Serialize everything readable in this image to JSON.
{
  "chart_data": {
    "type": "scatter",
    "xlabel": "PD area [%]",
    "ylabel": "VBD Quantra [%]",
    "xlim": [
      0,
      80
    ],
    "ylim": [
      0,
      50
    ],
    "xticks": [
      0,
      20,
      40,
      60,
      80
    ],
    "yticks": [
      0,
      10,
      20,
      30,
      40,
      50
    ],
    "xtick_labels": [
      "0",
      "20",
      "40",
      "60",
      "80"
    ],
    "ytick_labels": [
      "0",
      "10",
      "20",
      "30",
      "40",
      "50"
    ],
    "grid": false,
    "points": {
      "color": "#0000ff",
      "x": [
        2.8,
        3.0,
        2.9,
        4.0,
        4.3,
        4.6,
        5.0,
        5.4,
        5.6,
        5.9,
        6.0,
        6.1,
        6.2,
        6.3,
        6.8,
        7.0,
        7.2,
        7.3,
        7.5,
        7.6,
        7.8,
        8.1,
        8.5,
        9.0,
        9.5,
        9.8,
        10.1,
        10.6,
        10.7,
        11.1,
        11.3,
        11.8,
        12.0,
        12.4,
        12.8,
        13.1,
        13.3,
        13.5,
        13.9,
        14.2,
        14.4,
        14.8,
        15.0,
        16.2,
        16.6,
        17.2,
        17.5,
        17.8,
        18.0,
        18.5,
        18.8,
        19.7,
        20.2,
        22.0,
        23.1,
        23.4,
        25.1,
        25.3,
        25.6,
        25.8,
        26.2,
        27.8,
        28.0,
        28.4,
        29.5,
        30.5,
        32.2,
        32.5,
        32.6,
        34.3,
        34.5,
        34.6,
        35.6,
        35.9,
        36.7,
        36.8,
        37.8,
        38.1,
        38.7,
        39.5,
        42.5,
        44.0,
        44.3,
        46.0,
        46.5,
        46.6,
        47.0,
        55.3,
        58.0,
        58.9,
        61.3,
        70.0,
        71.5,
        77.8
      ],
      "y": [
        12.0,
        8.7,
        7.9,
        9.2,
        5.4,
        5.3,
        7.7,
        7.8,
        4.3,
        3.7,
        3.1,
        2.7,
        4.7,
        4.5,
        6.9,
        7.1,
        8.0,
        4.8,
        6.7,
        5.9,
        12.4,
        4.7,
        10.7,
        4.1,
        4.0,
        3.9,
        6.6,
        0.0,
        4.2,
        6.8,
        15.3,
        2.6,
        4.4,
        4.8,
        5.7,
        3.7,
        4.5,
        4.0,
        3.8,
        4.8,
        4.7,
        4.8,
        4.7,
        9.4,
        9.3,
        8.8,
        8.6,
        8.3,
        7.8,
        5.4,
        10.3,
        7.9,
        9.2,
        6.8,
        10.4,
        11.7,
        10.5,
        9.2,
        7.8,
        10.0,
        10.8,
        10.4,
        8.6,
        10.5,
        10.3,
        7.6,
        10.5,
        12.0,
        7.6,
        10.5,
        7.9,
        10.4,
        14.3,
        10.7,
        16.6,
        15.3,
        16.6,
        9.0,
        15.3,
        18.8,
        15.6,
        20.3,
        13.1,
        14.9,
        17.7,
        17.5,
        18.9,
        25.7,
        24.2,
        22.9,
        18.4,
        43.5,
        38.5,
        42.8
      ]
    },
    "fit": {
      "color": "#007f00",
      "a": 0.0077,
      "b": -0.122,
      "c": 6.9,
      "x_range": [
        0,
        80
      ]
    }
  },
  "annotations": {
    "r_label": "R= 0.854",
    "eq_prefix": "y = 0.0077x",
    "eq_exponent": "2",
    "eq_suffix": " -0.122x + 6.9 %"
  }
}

*-*-*

# Goal of the exercise
All records above must be set down exactly, please.

# Right answer
Serialize everything readable in this image to JSON.
{
  "chart_data": {
    "type": "scatter",
    "xlabel": "PD area [%]",
    "ylabel": "VBD Quantra [%]",
    "xlim": [
      0,
      80
    ],
    "ylim": [
      0,
      50
    ],
    "xticks": [
      0,
      20,
      40,
      60,
      80
    ],
    "yticks": [
      0,
      10,
      20,
      30,
      40,
      50
    ],
    "xtick_labels": [
      "0",
      "20",
      "40",
      "60",
      "80"
    ],
    "ytick_labels": [
      "0",
      "10",
      "20",
      "30",
      "40",
      "50"
    ],
    "grid": false,
    "points": {
      "color": "#0000ff",
      "x": [
        2.8,
        3.0,
        2.9,
        4.0,
        4.3,
        4.6,
        5.0,
        5.4,
        5.6,
        5.9,
        6.0,
        6.1,
        6.2,
        6.3,
        6.8,
        7.0,
        7.2,
        7.3,
        7.5,
        7.6,
        7.8,
        8.1,
        8.5,
        9.0,
        9.5,
        9.8,
        10.1,
        10.6,
        10.7,
        11.1,
        11.3,
        11.8,
        12.0,
        12.4,
        12.8,
        13.1,
        13.3,
        13.5,
        13.9,
        14.2,
        14.4,
        14.8,
        15.0,
        16.2,
        16.6,
        17.2,
        17.5,
        17.8,
        18.0,
        18.5,
        18.8,
        19.7,
        20.2,
        22.0,
        23.1,
        23.4,
        25.1,
        25.3,
        25.6,
        25.8,
        26.2,
        27.8,
        28.0,
        28.4,
        29.5,
        30.5,
        32.2,
        32.5,
        32.6,
        34.3,
        34.5,
        34.6,
        35.6,
        35.9,
        36.7,
        36.8,
        37.8,
        38.1,
        38.7,
        39.5,
        42.5,
        44.0,
        44.3,
        46.0,
        46.5,
        46.6,
        47.0,
        55.3,
        58.0,
        58.9,
        61.3,
        70.0,
        71.5,
        77.8
      ],
      "y": [
        12.0,
        8.7,
        7.9,
        9.2,
        5.4,
        5.3,
        7.7,
        7.8,
        4.3,
        3.7,
        3.1,
        2.7,
        4.7,
        4.5,
        6.9,
        7.1,
        8.0,
        4.8,
        6.7,
        5.9,
        12.4,
        4.7,
        10.7,
        4.1,
        4.0,
        3.9,
        6.6,
        0.0,
        4.2,
        6.8,
        15.3,
        2.6,
        4.4,
        4.8,
        5.7,
        3.7,
        4.5,
        4.0,
        3.8,
        4.8,
        4.7,
        4.8,
        4.7,
        9.4,
        9.3,
        8.8,
        8.6,
        8.3,
        7.8,
        5.4,
        10.3,
        7.9,
        9.2,
        6.8,
        10.4,
        11.7,
        10.5,
        9.2,
        7.8,
        10.0,
        10.8,
        10.4,
        8.6,
        10.5,
        10.3,
        7.6,
        10.5,
        12.0,
        7.6,
        10.5,
        7.9,
        10.4,
        14.3,
        10.7,
        16.6,
        15.3,
        16.6,
        9.0,
        15.3,
        18.8,
        15.6,
        20.3,
        13.1,
        14.9,
        17.7,
        17.5,
        18.9,
        25.7,
        24.2,
        22.9,
        18.4,
        43.5,
        38.5,
        42.8
      ]
    },
    "fit": {
      "color": "#007f00",
      "a": 0.0077,
      "b": -0.122,
      "c": 6.9,
      "x_range": [
        0,
        80
      ]
    }
  },
  "annotations": {
    "r_label": "R= 0.854",
    "eq_prefix": "y = 0.0077x",
    "eq_exponent": "2",
    "eq_suffix": " -0.122x + 6.9 %"
  }
}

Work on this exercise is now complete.